• **TASK STATEMENT**: Skip the pictures and quote all of the lines exactly.

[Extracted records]
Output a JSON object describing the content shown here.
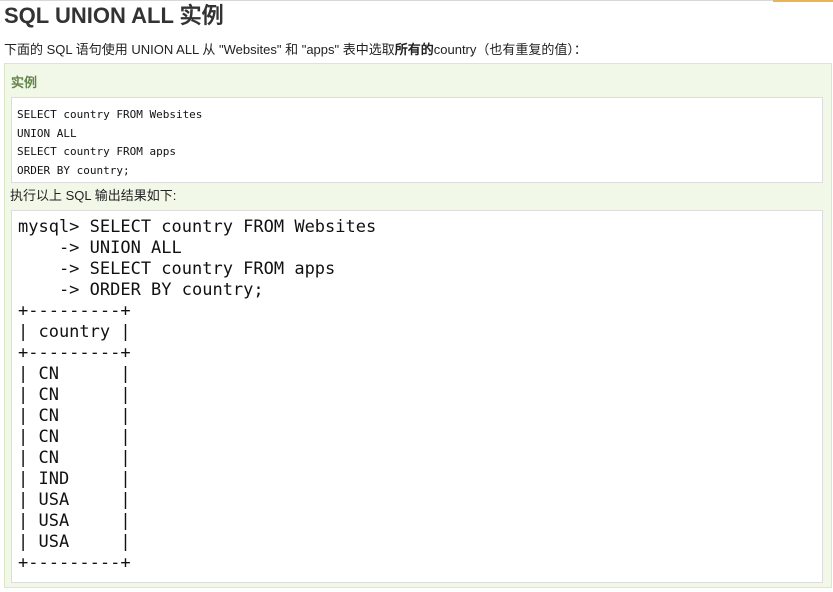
{
  "title": "SQL UNION ALL 实例",
  "intro": {
    "prefix": "下面的 SQL 语句使用 UNION ALL 从 \"Websites\" 和 \"apps\" 表中选取",
    "bold": "所有的",
    "suffix": "country（也有重复的值）："
  },
  "example": {
    "label": "实例",
    "code_lines": [
      "SELECT country FROM Websites",
      "UNION ALL",
      "SELECT country FROM apps",
      "ORDER BY country;"
    ],
    "result_label": "执行以上 SQL 输出结果如下:",
    "output_lines": [
      "mysql> SELECT country FROM Websites",
      "    -> UNION ALL",
      "    -> SELECT country FROM apps",
      "    -> ORDER BY country;",
      "+---------+",
      "| country |",
      "+---------+",
      "| CN      |",
      "| CN      |",
      "| CN      |",
      "| CN      |",
      "| CN      |",
      "| IND     |",
      "| USA     |",
      "| USA     |",
      "| USA     |",
      "+---------+"
    ]
  }
}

• **SOLUTION FOR THIS PROBLEM**:
Output a JSON object describing the content shown here.
{
  "title": "SQL UNION ALL 实例",
  "intro": {
    "prefix": "下面的 SQL 语句使用 UNION ALL 从 \"Websites\" 和 \"apps\" 表中选取",
    "bold": "所有的",
    "suffix": "country（也有重复的值）："
  },
  "example": {
    "label": "实例",
    "code_lines": [
      "SELECT country FROM Websites",
      "UNION ALL",
      "SELECT country FROM apps",
      "ORDER BY country;"
    ],
    "result_label": "执行以上 SQL 输出结果如下:",
    "output_lines": [
      "mysql> SELECT country FROM Websites",
      "    -> UNION ALL",
      "    -> SELECT country FROM apps",
      "    -> ORDER BY country;",
      "+---------+",
      "| country |",
      "+---------+",
      "| CN      |",
      "| CN      |",
      "| CN      |",
      "| CN      |",
      "| CN      |",
      "| IND     |",
      "| USA     |",
      "| USA     |",
      "| USA     |",
      "+---------+"
    ]
  }
}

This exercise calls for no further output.